INPUT ROWS:
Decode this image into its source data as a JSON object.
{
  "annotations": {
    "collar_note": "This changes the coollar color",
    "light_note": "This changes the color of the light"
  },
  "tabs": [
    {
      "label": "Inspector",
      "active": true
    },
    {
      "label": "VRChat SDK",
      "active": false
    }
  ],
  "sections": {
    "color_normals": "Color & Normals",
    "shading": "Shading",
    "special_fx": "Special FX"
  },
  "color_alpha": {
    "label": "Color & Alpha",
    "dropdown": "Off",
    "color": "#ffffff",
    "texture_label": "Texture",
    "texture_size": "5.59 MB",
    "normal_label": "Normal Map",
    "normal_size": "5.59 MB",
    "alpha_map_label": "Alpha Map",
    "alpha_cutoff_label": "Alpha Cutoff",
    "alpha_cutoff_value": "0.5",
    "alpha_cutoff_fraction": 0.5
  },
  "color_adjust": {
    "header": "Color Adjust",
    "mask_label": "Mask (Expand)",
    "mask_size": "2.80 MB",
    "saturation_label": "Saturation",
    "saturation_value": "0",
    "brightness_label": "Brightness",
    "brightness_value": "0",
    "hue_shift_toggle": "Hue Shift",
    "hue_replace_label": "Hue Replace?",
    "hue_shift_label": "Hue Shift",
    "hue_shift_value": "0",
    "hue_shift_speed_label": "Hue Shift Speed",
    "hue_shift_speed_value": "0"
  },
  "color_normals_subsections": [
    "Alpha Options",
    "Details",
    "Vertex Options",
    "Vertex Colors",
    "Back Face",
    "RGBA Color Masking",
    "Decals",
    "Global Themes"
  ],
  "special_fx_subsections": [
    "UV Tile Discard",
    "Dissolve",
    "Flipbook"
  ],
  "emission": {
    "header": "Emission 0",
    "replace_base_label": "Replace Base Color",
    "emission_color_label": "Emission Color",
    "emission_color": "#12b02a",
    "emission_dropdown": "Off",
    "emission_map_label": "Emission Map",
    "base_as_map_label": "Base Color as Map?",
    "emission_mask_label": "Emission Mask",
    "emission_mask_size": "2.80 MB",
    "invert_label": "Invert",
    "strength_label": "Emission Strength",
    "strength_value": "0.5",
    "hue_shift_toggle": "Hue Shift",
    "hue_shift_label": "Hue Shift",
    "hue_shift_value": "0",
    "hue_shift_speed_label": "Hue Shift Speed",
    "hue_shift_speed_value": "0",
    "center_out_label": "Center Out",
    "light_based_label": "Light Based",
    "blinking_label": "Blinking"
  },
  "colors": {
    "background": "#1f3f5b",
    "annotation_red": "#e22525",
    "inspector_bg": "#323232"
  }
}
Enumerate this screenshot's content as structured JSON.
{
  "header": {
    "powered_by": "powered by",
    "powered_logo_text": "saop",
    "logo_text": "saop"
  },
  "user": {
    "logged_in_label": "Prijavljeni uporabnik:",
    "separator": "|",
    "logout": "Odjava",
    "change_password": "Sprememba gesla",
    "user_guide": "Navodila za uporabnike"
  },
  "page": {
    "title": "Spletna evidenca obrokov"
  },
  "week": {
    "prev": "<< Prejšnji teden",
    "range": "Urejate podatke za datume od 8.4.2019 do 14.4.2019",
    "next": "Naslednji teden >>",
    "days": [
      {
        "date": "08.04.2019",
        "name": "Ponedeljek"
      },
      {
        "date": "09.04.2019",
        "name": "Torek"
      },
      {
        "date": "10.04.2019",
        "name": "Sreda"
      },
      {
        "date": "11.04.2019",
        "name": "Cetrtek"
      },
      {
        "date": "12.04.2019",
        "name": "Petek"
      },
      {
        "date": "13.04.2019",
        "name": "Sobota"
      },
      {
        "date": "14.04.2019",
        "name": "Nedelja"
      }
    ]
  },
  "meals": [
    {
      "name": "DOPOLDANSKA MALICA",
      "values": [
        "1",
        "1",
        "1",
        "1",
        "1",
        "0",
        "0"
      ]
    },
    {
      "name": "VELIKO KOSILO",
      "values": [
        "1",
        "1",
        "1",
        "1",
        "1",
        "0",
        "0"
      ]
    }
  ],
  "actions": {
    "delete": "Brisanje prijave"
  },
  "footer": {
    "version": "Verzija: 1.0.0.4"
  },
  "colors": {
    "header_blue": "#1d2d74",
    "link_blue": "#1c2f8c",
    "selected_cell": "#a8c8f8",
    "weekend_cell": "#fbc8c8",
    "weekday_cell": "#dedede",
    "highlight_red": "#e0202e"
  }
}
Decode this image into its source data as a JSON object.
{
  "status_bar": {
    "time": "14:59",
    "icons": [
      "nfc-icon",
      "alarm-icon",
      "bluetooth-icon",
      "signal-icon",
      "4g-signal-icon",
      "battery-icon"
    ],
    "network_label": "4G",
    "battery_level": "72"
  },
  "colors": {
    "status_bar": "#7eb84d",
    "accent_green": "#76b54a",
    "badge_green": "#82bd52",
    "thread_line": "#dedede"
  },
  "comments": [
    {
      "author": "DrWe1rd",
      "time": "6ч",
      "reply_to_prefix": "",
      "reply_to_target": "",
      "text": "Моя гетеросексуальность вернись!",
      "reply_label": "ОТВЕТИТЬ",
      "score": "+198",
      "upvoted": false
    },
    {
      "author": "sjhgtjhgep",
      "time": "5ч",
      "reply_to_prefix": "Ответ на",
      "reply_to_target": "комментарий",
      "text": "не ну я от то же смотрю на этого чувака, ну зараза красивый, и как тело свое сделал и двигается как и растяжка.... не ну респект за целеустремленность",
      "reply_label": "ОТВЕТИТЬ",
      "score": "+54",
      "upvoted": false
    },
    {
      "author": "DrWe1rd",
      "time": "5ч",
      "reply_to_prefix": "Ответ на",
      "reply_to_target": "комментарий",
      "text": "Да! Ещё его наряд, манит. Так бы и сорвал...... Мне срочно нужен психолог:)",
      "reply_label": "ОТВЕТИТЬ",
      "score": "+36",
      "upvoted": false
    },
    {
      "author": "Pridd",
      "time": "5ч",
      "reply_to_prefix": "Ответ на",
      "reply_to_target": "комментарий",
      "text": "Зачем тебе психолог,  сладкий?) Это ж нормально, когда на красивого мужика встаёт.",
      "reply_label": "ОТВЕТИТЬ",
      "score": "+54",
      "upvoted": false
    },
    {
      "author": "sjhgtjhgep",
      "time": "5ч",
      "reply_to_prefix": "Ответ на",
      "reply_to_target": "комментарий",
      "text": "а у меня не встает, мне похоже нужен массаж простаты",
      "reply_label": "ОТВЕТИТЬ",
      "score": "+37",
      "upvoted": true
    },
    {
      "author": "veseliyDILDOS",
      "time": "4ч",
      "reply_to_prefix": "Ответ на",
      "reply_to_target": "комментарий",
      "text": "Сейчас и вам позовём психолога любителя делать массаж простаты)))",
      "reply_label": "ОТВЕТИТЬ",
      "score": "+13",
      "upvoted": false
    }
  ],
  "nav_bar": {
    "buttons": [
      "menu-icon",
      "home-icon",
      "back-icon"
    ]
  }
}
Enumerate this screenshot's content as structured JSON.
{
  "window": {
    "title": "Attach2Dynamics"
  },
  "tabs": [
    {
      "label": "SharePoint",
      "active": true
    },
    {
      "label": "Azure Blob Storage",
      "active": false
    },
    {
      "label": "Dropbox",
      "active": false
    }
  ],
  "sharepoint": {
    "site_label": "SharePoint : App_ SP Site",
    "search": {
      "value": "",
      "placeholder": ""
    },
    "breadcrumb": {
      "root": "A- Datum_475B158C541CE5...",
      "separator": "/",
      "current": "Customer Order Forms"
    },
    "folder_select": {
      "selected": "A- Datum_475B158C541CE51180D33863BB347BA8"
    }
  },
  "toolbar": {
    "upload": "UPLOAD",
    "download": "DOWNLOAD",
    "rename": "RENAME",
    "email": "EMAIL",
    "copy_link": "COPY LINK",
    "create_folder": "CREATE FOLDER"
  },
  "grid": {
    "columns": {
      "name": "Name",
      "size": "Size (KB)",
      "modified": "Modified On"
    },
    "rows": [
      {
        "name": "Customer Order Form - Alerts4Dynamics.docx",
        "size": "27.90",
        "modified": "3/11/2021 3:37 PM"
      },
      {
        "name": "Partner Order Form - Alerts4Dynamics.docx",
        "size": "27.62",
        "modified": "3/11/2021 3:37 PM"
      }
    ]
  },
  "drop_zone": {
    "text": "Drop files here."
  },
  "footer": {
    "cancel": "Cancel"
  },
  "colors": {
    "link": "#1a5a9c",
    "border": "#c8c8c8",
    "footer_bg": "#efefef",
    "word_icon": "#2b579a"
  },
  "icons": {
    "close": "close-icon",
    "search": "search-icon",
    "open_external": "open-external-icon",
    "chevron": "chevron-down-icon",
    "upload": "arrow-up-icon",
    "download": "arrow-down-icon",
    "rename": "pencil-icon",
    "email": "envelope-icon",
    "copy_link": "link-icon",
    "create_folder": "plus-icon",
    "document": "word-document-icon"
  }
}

EXERCISE OBJECTIVE: Which lines of the data above contain "Replace"? Copy each one.

CORRECT RESPONSE:
    "hue_replace_label": "Hue Replace?",
    "replace_base_label": "Replace Base Color",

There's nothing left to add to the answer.